=== PROMPT ===
Pictures do not belong in the copy; restate the records below word for word.
* Start EXTRACTED INFORMATION *
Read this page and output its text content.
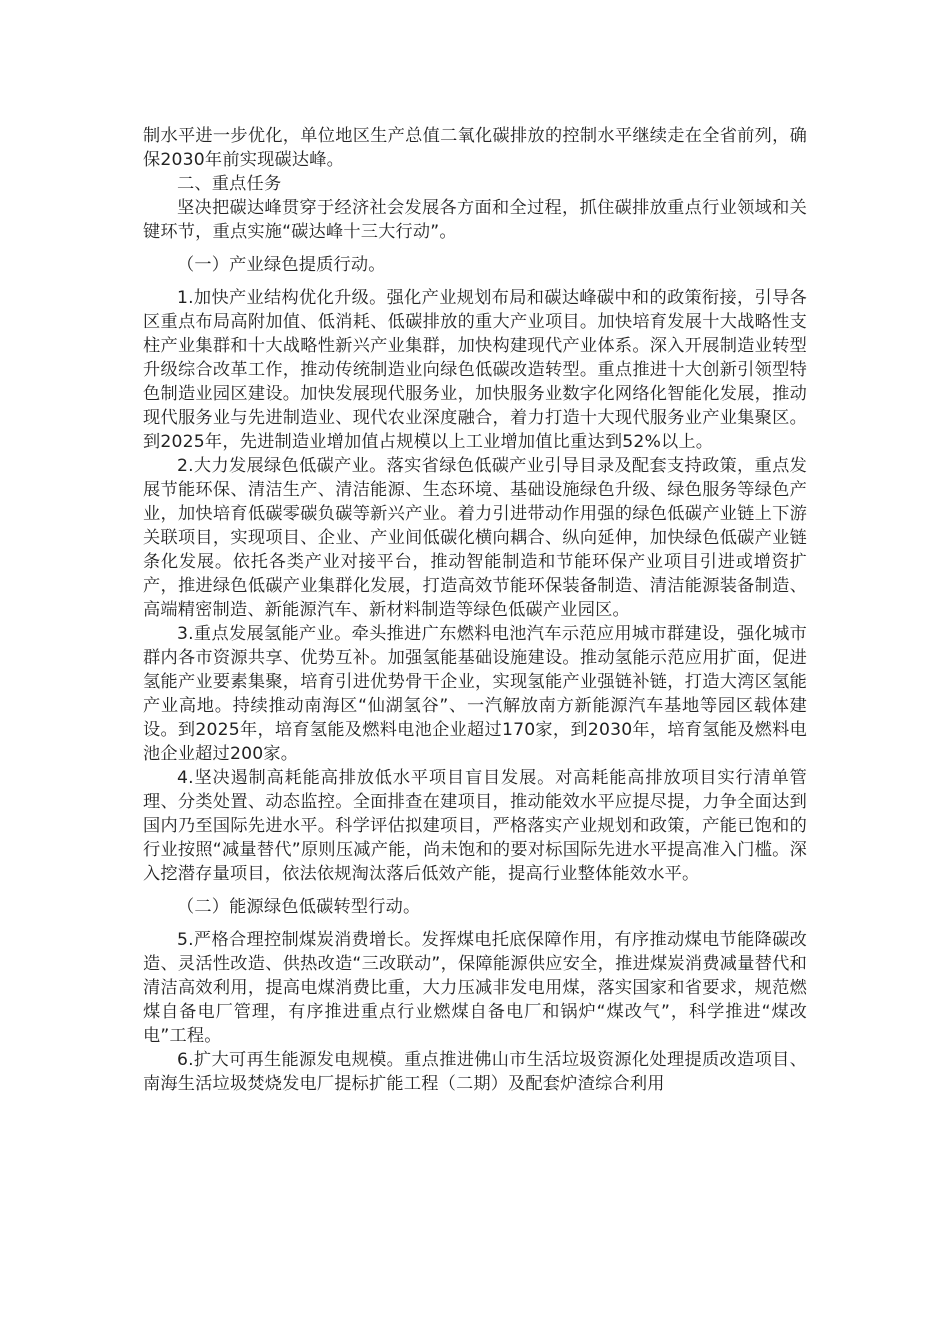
制水平进一步优化，单位地区生产总值二氧化碳排放的控制水平继续走在全省前列，确保2030年前实现碳达峰。

二、重点任务

坚决把碳达峰贯穿于经济社会发展各方面和全过程，抓住碳排放重点行业领域和关键环节，重点实施“碳达峰十三大行动”。

（一）产业绿色提质行动。

1.加快产业结构优化升级。强化产业规划布局和碳达峰碳中和的政策衔接，引导各区重点布局高附加值、低消耗、低碳排放的重大产业项目。加快培育发展十大战略性支柱产业集群和十大战略性新兴产业集群，加快构建现代产业体系。深入开展制造业转型升级综合改革工作，推动传统制造业向绿色低碳改造转型。重点推进十大创新引领型特色制造业园区建设。加快发展现代服务业，加快服务业数字化网络化智能化发展，推动现代服务业与先进制造业、现代农业深度融合，着力打造十大现代服务业产业集聚区。到2025年，先进制造业增加值占规模以上工业增加值比重达到52%以上。

2.大力发展绿色低碳产业。落实省绿色低碳产业引导目录及配套支持政策，重点发展节能环保、清洁生产、清洁能源、生态环境、基础设施绿色升级、绿色服务等绿色产业，加快培育低碳零碳负碳等新兴产业。着力引进带动作用强的绿色低碳产业链上下游关联项目，实现项目、企业、产业间低碳化横向耦合、纵向延伸，加快绿色低碳产业链条化发展。依托各类产业对接平台，推动智能制造和节能环保产业项目引进或增资扩产，推进绿色低碳产业集群化发展，打造高效节能环保装备制造、清洁能源装备制造、高端精密制造、新能源汽车、新材料制造等绿色低碳产业园区。

3.重点发展氢能产业。牵头推进广东燃料电池汽车示范应用城市群建设，强化城市群内各市资源共享、优势互补。加强氢能基础设施建设。推动氢能示范应用扩面，促进氢能产业要素集聚，培育引进优势骨干企业，实现氢能产业强链补链，打造大湾区氢能产业高地。持续推动南海区“仙湖氢谷”、一汽解放南方新能源汽车基地等园区载体建设。到2025年，培育氢能及燃料电池企业超过170家，到2030年，培育氢能及燃料电池企业超过200家。

4.坚决遏制高耗能高排放低水平项目盲目发展。对高耗能高排放项目实行清单管理、分类处置、动态监控。全面排查在建项目，推动能效水平应提尽提，力争全面达到国内乃至国际先进水平。科学评估拟建项目，严格落实产业规划和政策，产能已饱和的行业按照“减量替代”原则压减产能，尚未饱和的要对标国际先进水平提高准入门槛。深入挖潜存量项目，依法依规淘汰落后低效产能，提高行业整体能效水平。

（二）能源绿色低碳转型行动。

5.严格合理控制煤炭消费增长。发挥煤电托底保障作用，有序推动煤电节能降碳改造、灵活性改造、供热改造“三改联动”，保障能源供应安全，推进煤炭消费减量替代和清洁高效利用，提高电煤消费比重，大力压减非发电用煤，落实国家和省要求，规范燃煤自备电厂管理，有序推进重点行业燃煤自备电厂和锅炉“煤改气”，科学推进“煤改电”工程。

6.扩大可再生能源发电规模。重点推进佛山市生活垃圾资源化处理提质改造项目、南海生活垃圾焚烧发电厂提标扩能工程（二期）及配套炉渣综合利用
* End EXTRACTED INFORMATION *
=== CORRECT ANSWER ===
Read this page and output its text content.
制水平进一步优化，单位地区生产总值二氧化碳排放的控制水平继续走在全省前列，确保2030年前实现碳达峰。

二、重点任务

坚决把碳达峰贯穿于经济社会发展各方面和全过程，抓住碳排放重点行业领域和关键环节，重点实施“碳达峰十三大行动”。

（一）产业绿色提质行动。

1.加快产业结构优化升级。强化产业规划布局和碳达峰碳中和的政策衔接，引导各区重点布局高附加值、低消耗、低碳排放的重大产业项目。加快培育发展十大战略性支柱产业集群和十大战略性新兴产业集群，加快构建现代产业体系。深入开展制造业转型升级综合改革工作，推动传统制造业向绿色低碳改造转型。重点推进十大创新引领型特色制造业园区建设。加快发展现代服务业，加快服务业数字化网络化智能化发展，推动现代服务业与先进制造业、现代农业深度融合，着力打造十大现代服务业产业集聚区。到2025年，先进制造业增加值占规模以上工业增加值比重达到52%以上。

2.大力发展绿色低碳产业。落实省绿色低碳产业引导目录及配套支持政策，重点发展节能环保、清洁生产、清洁能源、生态环境、基础设施绿色升级、绿色服务等绿色产业，加快培育低碳零碳负碳等新兴产业。着力引进带动作用强的绿色低碳产业链上下游关联项目，实现项目、企业、产业间低碳化横向耦合、纵向延伸，加快绿色低碳产业链条化发展。依托各类产业对接平台，推动智能制造和节能环保产业项目引进或增资扩产，推进绿色低碳产业集群化发展，打造高效节能环保装备制造、清洁能源装备制造、高端精密制造、新能源汽车、新材料制造等绿色低碳产业园区。

3.重点发展氢能产业。牵头推进广东燃料电池汽车示范应用城市群建设，强化城市群内各市资源共享、优势互补。加强氢能基础设施建设。推动氢能示范应用扩面，促进氢能产业要素集聚，培育引进优势骨干企业，实现氢能产业强链补链，打造大湾区氢能产业高地。持续推动南海区“仙湖氢谷”、一汽解放南方新能源汽车基地等园区载体建设。到2025年，培育氢能及燃料电池企业超过170家，到2030年，培育氢能及燃料电池企业超过200家。

4.坚决遏制高耗能高排放低水平项目盲目发展。对高耗能高排放项目实行清单管理、分类处置、动态监控。全面排查在建项目，推动能效水平应提尽提，力争全面达到国内乃至国际先进水平。科学评估拟建项目，严格落实产业规划和政策，产能已饱和的行业按照“减量替代”原则压减产能，尚未饱和的要对标国际先进水平提高准入门槛。深入挖潜存量项目，依法依规淘汰落后低效产能，提高行业整体能效水平。

（二）能源绿色低碳转型行动。

5.严格合理控制煤炭消费增长。发挥煤电托底保障作用，有序推动煤电节能降碳改造、灵活性改造、供热改造“三改联动”，保障能源供应安全，推进煤炭消费减量替代和清洁高效利用，提高电煤消费比重，大力压减非发电用煤，落实国家和省要求，规范燃煤自备电厂管理，有序推进重点行业燃煤自备电厂和锅炉“煤改气”，科学推进“煤改电”工程。

6.扩大可再生能源发电规模。重点推进佛山市生活垃圾资源化处理提质改造项目、南海生活垃圾焚烧发电厂提标扩能工程（二期）及配套炉渣综合利用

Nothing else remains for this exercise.